__INPUT ROWS__:
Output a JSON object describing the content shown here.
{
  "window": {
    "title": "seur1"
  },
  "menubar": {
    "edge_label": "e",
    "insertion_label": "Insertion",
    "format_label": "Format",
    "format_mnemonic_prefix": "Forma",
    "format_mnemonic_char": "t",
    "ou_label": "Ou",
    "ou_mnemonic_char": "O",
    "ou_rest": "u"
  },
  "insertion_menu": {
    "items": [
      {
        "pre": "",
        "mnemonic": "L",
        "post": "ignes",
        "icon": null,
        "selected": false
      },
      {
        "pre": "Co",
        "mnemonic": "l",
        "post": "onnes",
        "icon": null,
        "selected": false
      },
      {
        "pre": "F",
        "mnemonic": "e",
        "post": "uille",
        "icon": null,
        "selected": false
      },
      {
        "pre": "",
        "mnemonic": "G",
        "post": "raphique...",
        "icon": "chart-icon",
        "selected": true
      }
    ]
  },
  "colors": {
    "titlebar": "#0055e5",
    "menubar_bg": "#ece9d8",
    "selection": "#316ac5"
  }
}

__THE REQUEST__: Extract all of the data above without altering anything.

__REPLY__:
Output a JSON object describing the content shown here.
{
  "window": {
    "title": "seur1"
  },
  "menubar": {
    "edge_label": "e",
    "insertion_label": "Insertion",
    "format_label": "Format",
    "format_mnemonic_prefix": "Forma",
    "format_mnemonic_char": "t",
    "ou_label": "Ou",
    "ou_mnemonic_char": "O",
    "ou_rest": "u"
  },
  "insertion_menu": {
    "items": [
      {
        "pre": "",
        "mnemonic": "L",
        "post": "ignes",
        "icon": null,
        "selected": false
      },
      {
        "pre": "Co",
        "mnemonic": "l",
        "post": "onnes",
        "icon": null,
        "selected": false
      },
      {
        "pre": "F",
        "mnemonic": "e",
        "post": "uille",
        "icon": null,
        "selected": false
      },
      {
        "pre": "",
        "mnemonic": "G",
        "post": "raphique...",
        "icon": "chart-icon",
        "selected": true
      }
    ]
  },
  "colors": {
    "titlebar": "#0055e5",
    "menubar_bg": "#ece9d8",
    "selection": "#316ac5"
  }
}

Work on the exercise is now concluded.